- [Written request]: Every line from the one that holds "Enumerate this screenshot's" through the final line should be returned exactly. Omit the pictures.

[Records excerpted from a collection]
::::::::
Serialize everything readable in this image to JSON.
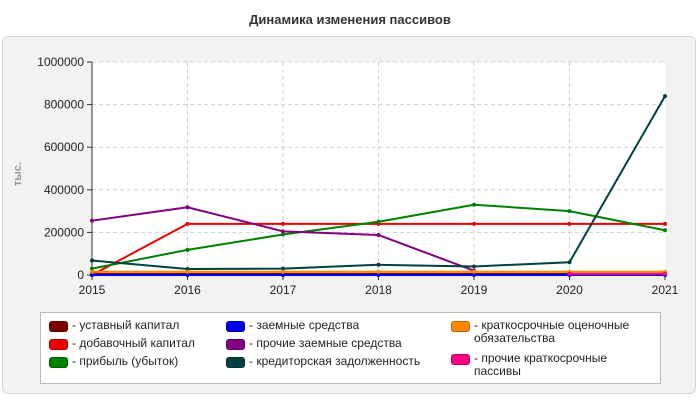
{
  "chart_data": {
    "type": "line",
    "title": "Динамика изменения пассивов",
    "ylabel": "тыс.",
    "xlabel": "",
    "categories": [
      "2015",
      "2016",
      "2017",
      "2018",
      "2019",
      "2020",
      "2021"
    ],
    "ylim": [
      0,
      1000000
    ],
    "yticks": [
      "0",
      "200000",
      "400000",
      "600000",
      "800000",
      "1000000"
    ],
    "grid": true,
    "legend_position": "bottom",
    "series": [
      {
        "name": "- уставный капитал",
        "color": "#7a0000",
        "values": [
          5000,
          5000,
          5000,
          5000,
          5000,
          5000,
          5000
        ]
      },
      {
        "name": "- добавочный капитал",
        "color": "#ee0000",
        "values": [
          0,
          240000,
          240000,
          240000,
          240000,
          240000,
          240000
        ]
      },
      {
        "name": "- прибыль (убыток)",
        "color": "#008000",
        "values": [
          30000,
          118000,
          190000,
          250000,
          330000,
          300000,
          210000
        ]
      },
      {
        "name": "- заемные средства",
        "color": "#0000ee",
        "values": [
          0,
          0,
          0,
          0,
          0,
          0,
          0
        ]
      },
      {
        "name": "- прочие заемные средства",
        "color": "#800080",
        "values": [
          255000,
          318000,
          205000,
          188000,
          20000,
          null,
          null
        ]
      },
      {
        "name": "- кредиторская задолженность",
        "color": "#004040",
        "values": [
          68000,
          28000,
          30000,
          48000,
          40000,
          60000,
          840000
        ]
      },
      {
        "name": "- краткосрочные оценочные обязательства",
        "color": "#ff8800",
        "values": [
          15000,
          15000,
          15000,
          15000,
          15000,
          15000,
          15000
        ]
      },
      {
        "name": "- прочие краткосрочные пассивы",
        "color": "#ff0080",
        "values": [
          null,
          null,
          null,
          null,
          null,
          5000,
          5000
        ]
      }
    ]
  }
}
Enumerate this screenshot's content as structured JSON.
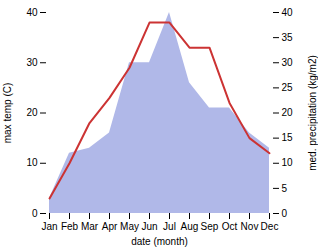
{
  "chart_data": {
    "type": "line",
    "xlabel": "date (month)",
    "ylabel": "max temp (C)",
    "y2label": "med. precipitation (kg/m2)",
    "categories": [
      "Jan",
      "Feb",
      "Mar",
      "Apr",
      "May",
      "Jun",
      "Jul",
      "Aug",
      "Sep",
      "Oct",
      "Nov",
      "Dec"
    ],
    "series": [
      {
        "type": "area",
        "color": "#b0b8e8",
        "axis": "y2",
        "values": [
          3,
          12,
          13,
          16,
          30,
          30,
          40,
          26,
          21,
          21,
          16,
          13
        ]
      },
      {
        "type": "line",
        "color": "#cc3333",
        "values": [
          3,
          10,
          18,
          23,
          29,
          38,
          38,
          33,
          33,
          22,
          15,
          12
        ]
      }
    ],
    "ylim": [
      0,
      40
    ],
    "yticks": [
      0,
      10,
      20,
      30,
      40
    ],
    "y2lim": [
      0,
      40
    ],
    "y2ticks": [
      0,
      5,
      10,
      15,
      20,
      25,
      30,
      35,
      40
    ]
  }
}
::::::::
- [Result]:
Enumerate this screenshot's content as structured JSON.
{
  "chart_data": {
    "type": "line",
    "xlabel": "date (month)",
    "ylabel": "max temp (C)",
    "y2label": "med. precipitation (kg/m2)",
    "categories": [
      "Jan",
      "Feb",
      "Mar",
      "Apr",
      "May",
      "Jun",
      "Jul",
      "Aug",
      "Sep",
      "Oct",
      "Nov",
      "Dec"
    ],
    "series": [
      {
        "type": "area",
        "color": "#b0b8e8",
        "axis": "y2",
        "values": [
          3,
          12,
          13,
          16,
          30,
          30,
          40,
          26,
          21,
          21,
          16,
          13
        ]
      },
      {
        "type": "line",
        "color": "#cc3333",
        "values": [
          3,
          10,
          18,
          23,
          29,
          38,
          38,
          33,
          33,
          22,
          15,
          12
        ]
      }
    ],
    "ylim": [
      0,
      40
    ],
    "yticks": [
      0,
      10,
      20,
      30,
      40
    ],
    "y2lim": [
      0,
      40
    ],
    "y2ticks": [
      0,
      5,
      10,
      15,
      20,
      25,
      30,
      35,
      40
    ]
  }
}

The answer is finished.